**What to work on**. Read the records and gather each line that includes "adalah".

(Extracted records)
>>>>

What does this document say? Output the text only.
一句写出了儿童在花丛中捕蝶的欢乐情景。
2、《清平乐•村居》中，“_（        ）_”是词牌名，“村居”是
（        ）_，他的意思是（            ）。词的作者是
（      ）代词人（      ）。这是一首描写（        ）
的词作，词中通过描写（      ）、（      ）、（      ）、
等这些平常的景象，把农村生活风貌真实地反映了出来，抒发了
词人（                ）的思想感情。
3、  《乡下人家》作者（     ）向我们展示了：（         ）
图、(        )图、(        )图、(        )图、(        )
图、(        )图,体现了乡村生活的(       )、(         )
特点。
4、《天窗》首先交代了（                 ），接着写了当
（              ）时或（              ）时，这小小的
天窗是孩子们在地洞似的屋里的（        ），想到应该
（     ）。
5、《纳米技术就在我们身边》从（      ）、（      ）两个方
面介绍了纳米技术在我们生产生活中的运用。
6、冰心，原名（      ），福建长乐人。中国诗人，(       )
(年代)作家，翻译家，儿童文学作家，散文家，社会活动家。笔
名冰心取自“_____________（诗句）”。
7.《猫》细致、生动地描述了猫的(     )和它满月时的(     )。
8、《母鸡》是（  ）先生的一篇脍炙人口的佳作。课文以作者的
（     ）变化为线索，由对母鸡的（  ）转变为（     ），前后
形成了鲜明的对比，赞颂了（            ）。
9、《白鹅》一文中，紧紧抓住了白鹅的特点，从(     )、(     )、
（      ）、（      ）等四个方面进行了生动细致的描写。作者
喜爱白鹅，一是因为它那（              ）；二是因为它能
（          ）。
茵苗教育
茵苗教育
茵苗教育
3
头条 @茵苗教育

<<<<
>>>>

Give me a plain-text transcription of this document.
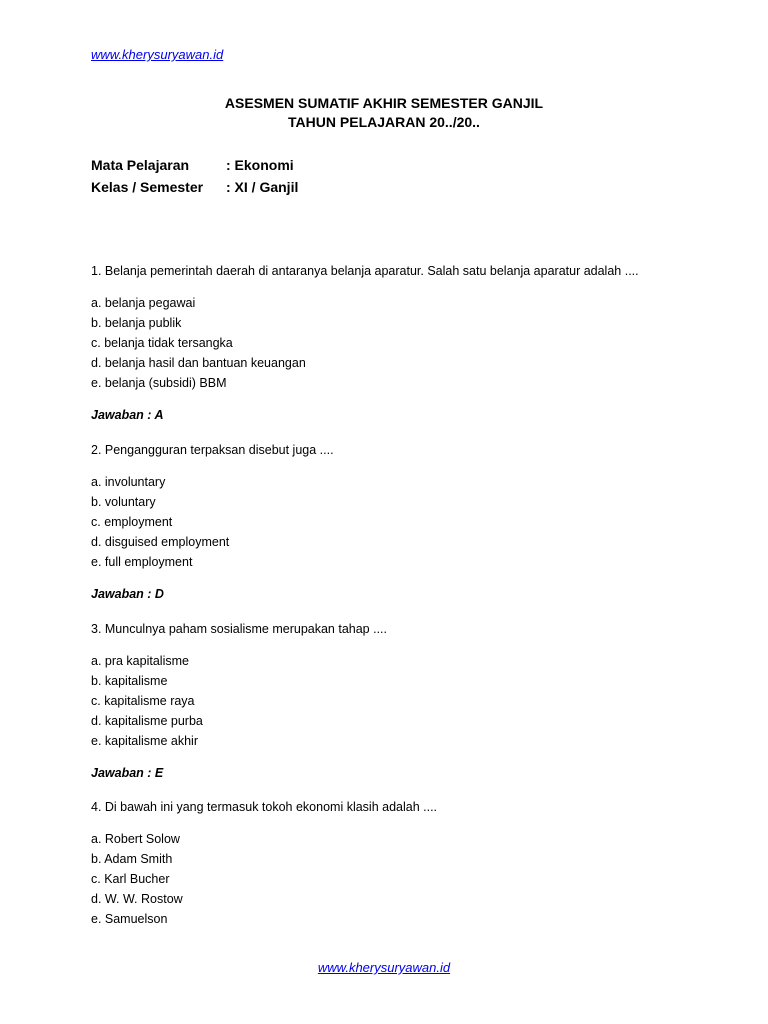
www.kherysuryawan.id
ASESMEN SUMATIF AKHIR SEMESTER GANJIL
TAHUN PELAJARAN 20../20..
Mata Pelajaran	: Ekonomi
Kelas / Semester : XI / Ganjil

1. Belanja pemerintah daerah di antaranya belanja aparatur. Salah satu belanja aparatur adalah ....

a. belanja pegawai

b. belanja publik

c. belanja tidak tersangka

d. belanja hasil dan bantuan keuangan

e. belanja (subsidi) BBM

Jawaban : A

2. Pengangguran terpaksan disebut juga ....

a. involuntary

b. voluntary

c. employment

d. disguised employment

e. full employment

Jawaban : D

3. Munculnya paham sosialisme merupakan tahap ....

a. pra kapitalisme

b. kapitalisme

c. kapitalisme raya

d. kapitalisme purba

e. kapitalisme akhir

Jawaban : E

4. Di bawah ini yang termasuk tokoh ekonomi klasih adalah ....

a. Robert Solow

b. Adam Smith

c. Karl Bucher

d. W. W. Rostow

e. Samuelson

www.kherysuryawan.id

<<<<

**Result below**.
1. Belanja pemerintah daerah di antaranya belanja aparatur. Salah satu belanja aparatur adalah ....
4. Di bawah ini yang termasuk tokoh ekonomi klasih adalah ....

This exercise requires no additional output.